Aim of the task | Scan the lines below for "ihnen"; report the number of lines that contain it, and only that.

Exercise inputs |
+++++

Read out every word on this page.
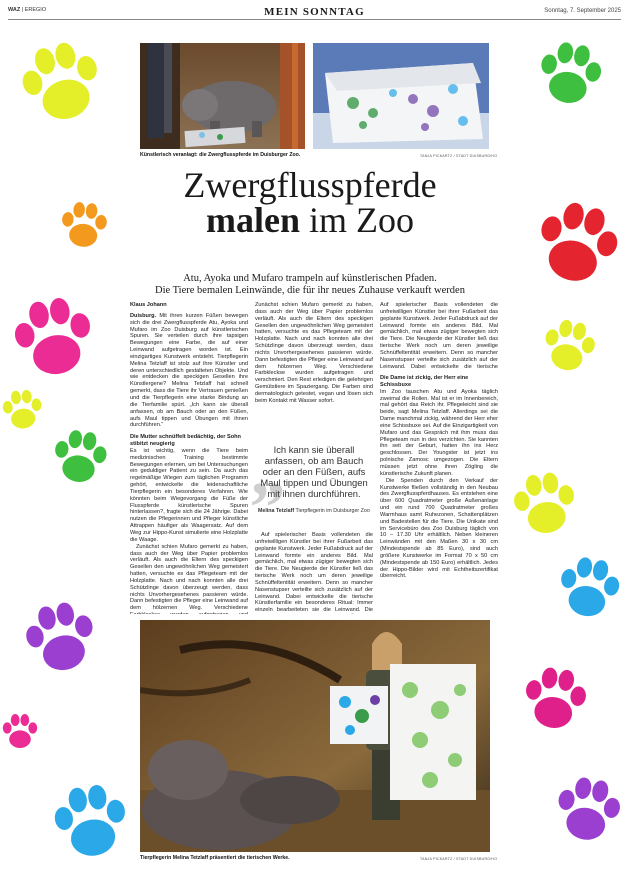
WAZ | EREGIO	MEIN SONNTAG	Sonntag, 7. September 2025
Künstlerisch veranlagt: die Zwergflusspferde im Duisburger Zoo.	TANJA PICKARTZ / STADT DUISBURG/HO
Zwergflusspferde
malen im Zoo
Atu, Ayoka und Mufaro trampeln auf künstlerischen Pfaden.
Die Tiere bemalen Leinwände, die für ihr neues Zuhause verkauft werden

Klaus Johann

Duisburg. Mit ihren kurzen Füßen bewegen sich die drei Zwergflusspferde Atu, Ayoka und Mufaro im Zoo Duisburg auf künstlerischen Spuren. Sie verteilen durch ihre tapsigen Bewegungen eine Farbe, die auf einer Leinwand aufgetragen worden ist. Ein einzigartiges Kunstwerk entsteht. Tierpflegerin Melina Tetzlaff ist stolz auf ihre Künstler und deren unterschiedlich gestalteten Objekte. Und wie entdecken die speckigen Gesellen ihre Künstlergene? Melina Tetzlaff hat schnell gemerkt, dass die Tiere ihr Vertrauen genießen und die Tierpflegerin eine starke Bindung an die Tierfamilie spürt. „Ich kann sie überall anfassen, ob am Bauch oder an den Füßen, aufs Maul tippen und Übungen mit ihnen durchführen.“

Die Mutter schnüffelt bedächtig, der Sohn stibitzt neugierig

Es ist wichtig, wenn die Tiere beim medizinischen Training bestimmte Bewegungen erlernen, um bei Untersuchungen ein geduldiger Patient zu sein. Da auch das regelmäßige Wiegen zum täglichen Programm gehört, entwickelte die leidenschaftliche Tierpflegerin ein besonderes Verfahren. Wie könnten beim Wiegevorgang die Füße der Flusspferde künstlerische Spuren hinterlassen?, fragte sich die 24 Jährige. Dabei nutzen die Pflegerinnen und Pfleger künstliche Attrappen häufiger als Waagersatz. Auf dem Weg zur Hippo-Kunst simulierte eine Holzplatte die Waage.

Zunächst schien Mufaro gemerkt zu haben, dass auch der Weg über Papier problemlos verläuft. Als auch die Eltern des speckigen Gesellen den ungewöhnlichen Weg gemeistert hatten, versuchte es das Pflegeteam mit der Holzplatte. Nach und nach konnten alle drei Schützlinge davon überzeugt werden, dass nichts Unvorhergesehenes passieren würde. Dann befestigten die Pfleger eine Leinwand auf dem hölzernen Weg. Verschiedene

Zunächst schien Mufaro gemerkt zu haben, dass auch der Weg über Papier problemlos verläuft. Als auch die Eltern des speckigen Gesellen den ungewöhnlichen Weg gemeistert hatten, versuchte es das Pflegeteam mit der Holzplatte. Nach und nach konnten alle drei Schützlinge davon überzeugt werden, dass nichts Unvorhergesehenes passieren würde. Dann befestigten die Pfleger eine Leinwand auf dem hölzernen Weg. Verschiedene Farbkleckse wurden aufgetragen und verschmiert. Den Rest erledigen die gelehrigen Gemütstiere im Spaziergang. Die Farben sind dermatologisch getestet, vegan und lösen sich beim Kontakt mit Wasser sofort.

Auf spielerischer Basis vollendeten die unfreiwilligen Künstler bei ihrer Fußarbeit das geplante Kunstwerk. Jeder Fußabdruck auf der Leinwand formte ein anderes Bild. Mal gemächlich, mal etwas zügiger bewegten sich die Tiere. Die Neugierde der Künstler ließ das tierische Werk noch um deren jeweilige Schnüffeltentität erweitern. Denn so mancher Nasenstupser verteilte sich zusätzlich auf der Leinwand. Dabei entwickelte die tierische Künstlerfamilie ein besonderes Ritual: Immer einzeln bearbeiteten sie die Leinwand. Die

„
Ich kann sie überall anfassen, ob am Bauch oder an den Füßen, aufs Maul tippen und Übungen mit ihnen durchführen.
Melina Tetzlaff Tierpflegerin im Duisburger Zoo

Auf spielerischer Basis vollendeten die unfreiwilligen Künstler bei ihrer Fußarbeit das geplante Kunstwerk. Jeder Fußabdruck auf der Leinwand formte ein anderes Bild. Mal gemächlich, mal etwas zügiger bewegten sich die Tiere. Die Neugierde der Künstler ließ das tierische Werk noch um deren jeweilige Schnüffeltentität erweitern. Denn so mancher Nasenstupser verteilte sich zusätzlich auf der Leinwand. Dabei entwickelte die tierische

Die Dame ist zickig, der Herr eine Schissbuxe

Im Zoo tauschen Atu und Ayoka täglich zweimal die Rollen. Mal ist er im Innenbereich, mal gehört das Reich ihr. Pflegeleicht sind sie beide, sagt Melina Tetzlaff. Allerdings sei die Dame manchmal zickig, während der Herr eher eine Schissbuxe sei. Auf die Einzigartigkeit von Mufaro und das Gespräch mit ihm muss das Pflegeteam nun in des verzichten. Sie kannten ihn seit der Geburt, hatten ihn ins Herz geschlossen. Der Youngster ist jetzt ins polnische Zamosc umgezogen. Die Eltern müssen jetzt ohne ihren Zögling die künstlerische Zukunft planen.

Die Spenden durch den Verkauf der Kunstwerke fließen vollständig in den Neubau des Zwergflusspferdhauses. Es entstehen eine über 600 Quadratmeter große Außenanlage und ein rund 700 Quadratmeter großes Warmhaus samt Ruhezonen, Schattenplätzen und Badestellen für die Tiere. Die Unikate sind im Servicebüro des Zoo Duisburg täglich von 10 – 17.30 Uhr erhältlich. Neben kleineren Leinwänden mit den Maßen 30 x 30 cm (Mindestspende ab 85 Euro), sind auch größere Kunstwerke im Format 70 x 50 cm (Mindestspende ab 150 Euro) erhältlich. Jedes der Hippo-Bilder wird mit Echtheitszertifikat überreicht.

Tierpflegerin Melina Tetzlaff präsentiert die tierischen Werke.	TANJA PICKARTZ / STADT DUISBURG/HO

+++++

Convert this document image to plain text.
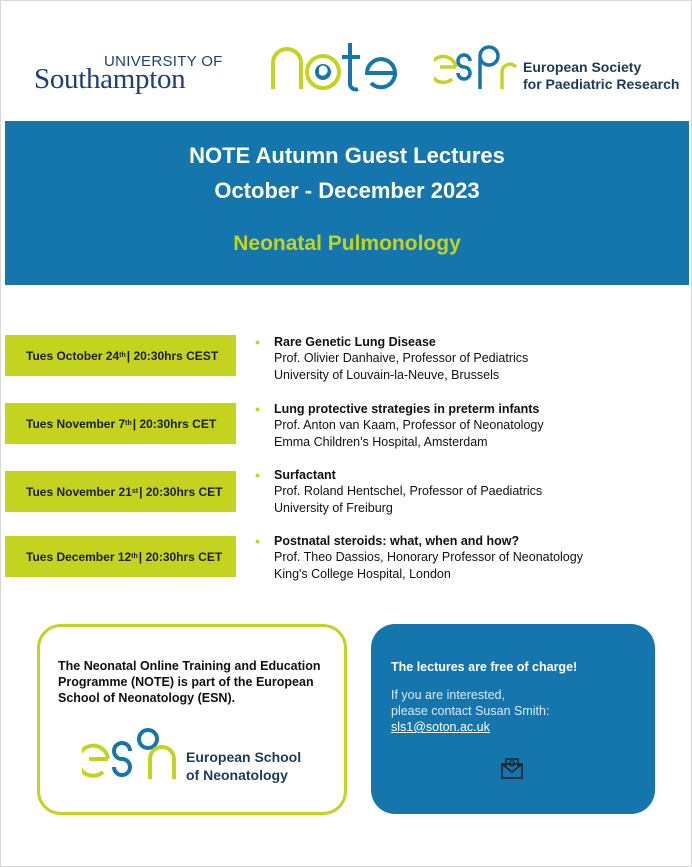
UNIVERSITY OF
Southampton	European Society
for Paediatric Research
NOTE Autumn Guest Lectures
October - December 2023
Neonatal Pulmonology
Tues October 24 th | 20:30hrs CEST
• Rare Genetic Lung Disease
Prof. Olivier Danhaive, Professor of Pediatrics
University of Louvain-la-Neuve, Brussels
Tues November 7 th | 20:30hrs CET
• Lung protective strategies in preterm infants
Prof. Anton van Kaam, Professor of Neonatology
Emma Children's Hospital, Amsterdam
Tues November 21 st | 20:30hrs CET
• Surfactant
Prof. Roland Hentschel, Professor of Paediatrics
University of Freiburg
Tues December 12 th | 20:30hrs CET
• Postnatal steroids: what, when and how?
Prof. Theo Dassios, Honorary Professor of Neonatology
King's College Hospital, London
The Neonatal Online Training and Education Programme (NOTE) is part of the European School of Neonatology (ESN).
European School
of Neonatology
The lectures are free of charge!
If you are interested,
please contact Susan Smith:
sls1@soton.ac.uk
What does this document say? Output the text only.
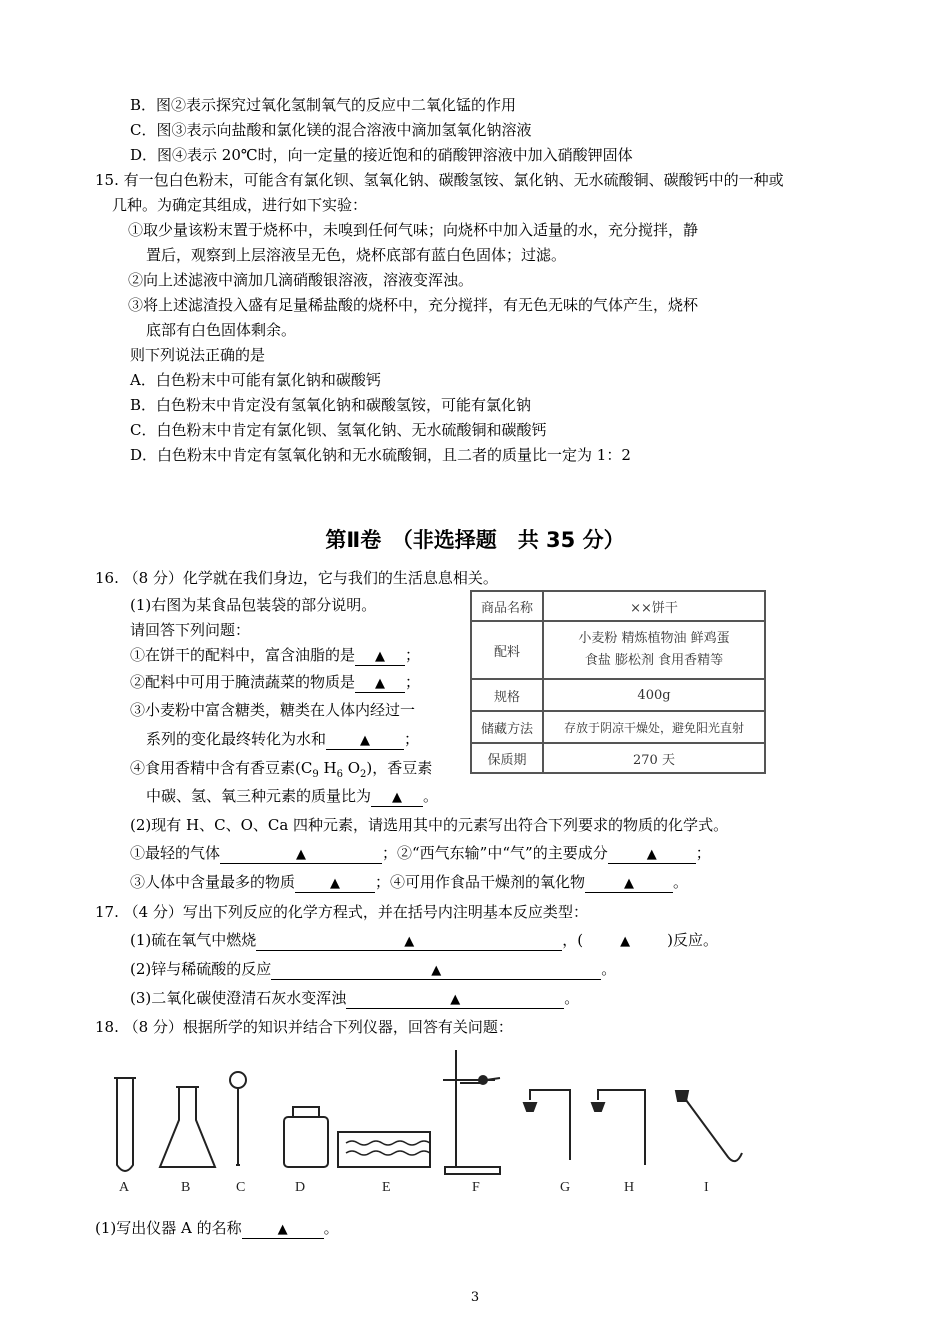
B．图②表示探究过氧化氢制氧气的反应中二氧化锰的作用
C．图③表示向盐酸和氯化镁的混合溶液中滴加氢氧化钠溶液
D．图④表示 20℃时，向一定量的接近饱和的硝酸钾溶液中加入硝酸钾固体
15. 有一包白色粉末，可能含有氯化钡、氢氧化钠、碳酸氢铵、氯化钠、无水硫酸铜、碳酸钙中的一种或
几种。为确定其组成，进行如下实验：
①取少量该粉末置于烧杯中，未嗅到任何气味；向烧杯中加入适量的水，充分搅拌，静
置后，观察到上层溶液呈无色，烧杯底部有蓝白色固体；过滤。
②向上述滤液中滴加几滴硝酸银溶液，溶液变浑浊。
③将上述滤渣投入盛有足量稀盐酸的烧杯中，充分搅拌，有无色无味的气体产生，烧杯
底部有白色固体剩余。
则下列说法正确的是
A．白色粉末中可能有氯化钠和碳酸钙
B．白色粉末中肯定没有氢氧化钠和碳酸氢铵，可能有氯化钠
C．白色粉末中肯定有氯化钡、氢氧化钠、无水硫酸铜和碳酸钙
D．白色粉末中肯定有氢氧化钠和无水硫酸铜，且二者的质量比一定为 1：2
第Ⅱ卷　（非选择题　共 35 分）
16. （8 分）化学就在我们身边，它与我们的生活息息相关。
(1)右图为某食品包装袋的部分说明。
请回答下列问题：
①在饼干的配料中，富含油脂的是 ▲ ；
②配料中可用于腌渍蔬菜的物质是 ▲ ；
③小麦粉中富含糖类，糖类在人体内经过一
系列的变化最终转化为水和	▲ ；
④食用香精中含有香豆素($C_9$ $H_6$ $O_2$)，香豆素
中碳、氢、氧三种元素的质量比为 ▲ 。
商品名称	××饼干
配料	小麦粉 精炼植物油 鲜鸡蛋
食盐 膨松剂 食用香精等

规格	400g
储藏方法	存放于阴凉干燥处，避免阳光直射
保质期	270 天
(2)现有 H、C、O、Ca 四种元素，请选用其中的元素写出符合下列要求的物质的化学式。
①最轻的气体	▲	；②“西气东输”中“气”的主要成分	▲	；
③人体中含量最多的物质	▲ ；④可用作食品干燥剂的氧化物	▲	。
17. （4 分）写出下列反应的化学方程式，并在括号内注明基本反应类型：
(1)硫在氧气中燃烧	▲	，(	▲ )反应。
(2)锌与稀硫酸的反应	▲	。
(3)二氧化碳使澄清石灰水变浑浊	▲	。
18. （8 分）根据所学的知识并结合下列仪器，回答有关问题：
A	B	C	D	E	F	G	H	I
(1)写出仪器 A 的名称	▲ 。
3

+++++

Finished exercise | 2